Florian Geyer was born around 1490 at Geyer Castle in Giebelstadt, Lower Franconia. After the deaths of his father Dietrich (in 1492) and of his two older brothers, Florian Geyer inherited the family castle and fortune. In 1512 and 1513, he was a guest at the court of King Henry VIII in England, where he may have been exposed to the reformist ideas of John Wycliffe and the Lollards. In 1517, after refusing to pay 350-year-old interest claims from Neumünster Collegiate Church, Geyer was excommunicated.

In 1519, Geyer served under Casimir Margrave of Brandeburg-Kulmbach in the army of the Swabian League against Ulrich Duke of Württemberg and Götz von Berlichingen in Möckmühl. Later that year Brandeburg-Kulmbach sent Geyer to his brother Albrecht Duke of Brandenburg-Prussia, then Grand Master of the Teutonic Order, to support him in the Polish-Teutonic War (1519–1521). Geyer negotiated the truce which ended it. He remained in Brandenburg-Prussia's service until 1523, travelling to various European courts on diplomatic missions.

#### EXCERPTED DATA:
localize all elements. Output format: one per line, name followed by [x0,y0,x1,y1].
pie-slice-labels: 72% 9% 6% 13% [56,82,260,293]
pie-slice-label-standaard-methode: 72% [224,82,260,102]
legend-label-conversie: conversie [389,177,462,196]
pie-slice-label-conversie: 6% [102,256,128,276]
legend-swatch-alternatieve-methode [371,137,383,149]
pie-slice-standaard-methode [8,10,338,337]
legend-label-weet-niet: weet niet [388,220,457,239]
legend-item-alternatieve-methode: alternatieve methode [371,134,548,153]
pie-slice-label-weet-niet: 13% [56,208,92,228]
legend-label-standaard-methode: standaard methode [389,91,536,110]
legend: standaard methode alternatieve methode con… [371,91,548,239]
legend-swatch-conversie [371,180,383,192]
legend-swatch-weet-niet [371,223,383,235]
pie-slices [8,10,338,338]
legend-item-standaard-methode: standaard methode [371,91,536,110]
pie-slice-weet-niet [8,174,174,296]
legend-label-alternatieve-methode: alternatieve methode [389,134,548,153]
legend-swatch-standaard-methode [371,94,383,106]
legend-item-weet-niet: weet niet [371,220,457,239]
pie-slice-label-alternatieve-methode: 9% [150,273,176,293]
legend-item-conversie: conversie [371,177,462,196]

#### REQUIREMENT A:
Echo the passage on Florian Geyer word for word, starting with "In 1519, Geyer" and going on through "on diplomatic missions.".
#### REQUIREMENT B:
Summarize the passage on Florian Geyer in two sentences.

#### WRITTEN SOLUTION A:
In 1519, Geyer served under Casimir Margrave of Brandeburg-Kulmbach in the army of the Swabian League against Ulrich Duke of Württemberg and Götz von Berlichingen in Möckmühl. Later that year Brandeburg-Kulmbach sent Geyer to his brother Albrecht Duke of Brandenburg-Prussia, then Grand Master of the Teutonic Order, to support him in the Polish-Teutonic War (1519–1521). Geyer negotiated the truce which ended it. He remained in Brandenburg-Prussia's service until 1523, travelling to various European courts on diplomatic missions.

#### WRITTEN SOLUTION B:
Florian Geyer, born around 1490 at Geyer Castle in Giebelstadt, inherited the family castle and fortune, visited the English court of Henry VIII in 1512 and 1513, and was excommunicated in 1517 for refusing to pay old interest claims from Neumünster Collegiate Church. In 1519 he served in the army of the Swabian League and was then sent to support Albrecht of Brandenburg-Prussia in the Polish-Teutonic War, where he negotiated the ending truce and stayed in Albrecht's service on diplomatic missions until 1523.